*TASK GOAL:*
Extract all lines that hold the string "ICOs".

--- START RECORDS SUPPLIED ---

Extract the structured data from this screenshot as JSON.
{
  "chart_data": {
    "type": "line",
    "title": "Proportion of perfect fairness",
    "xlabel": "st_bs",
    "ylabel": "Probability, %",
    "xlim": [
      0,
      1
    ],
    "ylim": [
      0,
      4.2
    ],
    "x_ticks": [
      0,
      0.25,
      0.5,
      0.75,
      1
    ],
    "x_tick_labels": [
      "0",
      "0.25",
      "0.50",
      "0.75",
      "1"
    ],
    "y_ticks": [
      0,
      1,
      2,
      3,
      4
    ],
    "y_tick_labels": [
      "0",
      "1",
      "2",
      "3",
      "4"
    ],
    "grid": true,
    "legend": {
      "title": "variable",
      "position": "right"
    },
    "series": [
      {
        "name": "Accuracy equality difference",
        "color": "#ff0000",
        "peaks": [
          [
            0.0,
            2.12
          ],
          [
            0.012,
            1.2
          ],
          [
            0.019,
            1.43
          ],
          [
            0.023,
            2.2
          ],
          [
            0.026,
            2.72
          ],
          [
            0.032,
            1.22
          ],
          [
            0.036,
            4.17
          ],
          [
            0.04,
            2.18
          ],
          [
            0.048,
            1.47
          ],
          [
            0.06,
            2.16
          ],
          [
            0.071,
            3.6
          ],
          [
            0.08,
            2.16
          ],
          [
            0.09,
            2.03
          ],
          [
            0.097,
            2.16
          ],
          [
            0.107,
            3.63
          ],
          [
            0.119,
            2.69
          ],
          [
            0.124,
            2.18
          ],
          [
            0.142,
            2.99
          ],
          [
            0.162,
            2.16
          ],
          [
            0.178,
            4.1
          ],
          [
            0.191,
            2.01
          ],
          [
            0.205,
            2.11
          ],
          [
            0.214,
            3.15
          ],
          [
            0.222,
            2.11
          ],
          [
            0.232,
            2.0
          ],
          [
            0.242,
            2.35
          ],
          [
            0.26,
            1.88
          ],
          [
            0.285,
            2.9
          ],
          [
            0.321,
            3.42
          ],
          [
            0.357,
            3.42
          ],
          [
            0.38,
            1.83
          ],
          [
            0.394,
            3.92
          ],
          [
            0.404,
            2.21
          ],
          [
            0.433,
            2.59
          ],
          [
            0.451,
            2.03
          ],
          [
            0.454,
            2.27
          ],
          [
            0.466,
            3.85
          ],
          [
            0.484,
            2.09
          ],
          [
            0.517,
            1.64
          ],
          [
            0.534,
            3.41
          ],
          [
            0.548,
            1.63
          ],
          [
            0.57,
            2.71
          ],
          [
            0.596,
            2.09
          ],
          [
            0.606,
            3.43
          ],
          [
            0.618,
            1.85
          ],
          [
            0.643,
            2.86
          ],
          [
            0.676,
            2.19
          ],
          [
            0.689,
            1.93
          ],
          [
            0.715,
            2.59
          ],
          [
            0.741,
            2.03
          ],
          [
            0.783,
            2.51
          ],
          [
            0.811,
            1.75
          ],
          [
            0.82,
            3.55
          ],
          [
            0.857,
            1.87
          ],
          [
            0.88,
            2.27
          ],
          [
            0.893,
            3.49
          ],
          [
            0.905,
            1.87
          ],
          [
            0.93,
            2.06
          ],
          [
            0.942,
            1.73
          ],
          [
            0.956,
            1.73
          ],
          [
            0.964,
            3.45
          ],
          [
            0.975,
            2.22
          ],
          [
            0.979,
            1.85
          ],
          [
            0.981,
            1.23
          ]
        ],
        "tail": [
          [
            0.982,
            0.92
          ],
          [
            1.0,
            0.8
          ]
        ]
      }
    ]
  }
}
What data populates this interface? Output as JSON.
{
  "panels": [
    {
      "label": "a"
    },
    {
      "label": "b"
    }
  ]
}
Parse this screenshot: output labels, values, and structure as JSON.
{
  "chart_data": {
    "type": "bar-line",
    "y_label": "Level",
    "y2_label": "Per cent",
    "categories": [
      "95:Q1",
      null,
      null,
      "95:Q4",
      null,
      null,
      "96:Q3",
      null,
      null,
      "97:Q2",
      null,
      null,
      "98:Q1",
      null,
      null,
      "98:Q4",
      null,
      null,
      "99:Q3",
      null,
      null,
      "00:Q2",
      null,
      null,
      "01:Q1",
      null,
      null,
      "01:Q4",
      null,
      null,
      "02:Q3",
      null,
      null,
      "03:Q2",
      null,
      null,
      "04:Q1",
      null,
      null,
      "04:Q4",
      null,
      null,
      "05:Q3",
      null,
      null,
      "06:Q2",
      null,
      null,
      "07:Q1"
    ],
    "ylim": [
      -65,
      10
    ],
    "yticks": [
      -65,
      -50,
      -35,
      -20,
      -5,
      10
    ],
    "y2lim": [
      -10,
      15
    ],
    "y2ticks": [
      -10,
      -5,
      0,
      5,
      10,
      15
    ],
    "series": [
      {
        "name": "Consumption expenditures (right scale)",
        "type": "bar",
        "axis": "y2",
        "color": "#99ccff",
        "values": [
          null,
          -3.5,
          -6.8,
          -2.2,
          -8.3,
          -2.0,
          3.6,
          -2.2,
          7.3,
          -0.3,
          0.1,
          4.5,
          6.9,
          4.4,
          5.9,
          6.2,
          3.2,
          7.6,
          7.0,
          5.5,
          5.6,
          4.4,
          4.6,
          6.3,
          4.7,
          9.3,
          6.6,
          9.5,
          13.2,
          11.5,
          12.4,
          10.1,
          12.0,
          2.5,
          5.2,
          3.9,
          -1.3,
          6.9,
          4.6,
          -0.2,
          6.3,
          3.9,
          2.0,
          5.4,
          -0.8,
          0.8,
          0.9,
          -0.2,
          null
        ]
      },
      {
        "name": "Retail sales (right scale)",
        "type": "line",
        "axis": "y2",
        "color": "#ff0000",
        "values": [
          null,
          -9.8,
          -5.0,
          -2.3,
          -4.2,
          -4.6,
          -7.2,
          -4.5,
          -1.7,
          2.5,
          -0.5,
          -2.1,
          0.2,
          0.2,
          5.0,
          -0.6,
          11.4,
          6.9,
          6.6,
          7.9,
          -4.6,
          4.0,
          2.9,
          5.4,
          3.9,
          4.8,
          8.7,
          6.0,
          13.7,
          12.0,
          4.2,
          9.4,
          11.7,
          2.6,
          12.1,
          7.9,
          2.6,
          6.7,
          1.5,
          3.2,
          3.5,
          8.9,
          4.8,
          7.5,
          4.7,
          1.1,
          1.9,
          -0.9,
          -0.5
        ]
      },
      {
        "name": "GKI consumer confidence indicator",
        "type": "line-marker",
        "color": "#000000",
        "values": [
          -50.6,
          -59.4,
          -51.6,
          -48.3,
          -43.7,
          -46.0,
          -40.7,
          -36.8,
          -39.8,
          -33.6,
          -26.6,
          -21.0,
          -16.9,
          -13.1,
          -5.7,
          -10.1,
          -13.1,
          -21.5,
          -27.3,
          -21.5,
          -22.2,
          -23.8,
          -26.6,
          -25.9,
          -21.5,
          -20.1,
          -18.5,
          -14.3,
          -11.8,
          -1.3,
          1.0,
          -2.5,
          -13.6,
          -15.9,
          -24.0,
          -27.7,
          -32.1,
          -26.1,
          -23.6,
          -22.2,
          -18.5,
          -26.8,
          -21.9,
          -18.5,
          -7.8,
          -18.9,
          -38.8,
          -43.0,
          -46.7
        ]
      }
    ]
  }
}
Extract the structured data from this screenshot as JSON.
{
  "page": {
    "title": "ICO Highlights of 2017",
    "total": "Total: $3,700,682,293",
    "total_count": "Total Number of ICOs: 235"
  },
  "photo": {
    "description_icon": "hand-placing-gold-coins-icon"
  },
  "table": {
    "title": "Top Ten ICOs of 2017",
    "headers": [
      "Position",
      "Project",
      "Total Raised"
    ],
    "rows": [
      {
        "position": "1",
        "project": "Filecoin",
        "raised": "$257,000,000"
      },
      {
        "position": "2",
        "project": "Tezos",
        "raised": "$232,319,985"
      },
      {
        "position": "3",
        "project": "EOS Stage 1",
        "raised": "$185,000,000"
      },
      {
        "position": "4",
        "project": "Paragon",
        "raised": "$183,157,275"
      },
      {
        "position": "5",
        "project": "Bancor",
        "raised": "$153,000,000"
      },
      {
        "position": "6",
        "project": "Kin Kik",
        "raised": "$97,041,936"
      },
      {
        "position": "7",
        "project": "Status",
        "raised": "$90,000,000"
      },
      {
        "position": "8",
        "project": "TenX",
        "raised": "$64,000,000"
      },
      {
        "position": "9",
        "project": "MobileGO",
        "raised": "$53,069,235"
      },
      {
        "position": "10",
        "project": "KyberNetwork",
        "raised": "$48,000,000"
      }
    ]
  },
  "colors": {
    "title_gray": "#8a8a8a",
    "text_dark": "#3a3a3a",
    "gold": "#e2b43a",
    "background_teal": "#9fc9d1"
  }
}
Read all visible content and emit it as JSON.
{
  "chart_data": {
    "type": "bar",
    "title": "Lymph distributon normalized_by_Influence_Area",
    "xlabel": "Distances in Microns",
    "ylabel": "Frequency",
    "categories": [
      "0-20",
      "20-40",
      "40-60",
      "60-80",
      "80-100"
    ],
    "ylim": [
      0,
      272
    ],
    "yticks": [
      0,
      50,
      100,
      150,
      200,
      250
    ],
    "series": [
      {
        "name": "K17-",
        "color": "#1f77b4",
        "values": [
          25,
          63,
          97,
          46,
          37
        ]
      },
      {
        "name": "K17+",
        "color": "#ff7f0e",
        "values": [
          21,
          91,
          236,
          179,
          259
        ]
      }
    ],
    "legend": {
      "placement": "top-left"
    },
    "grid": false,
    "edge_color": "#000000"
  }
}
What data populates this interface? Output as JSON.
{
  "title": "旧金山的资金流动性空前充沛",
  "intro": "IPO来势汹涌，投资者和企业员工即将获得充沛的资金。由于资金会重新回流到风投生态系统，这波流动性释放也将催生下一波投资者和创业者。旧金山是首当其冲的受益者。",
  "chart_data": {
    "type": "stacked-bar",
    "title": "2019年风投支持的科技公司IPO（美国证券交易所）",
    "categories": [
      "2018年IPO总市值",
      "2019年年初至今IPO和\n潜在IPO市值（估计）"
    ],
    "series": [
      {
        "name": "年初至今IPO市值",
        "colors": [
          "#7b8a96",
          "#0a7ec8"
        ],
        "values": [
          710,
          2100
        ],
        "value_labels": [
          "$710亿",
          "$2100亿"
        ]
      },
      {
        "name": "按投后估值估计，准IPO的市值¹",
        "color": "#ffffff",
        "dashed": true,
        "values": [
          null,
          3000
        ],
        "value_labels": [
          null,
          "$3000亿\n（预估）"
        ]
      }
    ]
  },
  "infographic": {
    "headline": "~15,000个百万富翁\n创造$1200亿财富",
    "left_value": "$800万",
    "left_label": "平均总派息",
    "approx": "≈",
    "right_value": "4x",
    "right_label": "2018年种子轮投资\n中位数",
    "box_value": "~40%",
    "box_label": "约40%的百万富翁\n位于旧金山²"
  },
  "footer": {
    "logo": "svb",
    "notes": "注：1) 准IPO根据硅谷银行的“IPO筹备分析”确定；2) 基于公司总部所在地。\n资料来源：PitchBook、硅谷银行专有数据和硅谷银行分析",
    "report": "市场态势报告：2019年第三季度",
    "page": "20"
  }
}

--- END RECORDS SUPPLIED ---

*ANSWER IN FULL:*
    "total_count": "Total Number of ICOs: 235"
    "title": "Top Ten ICOs of 2017",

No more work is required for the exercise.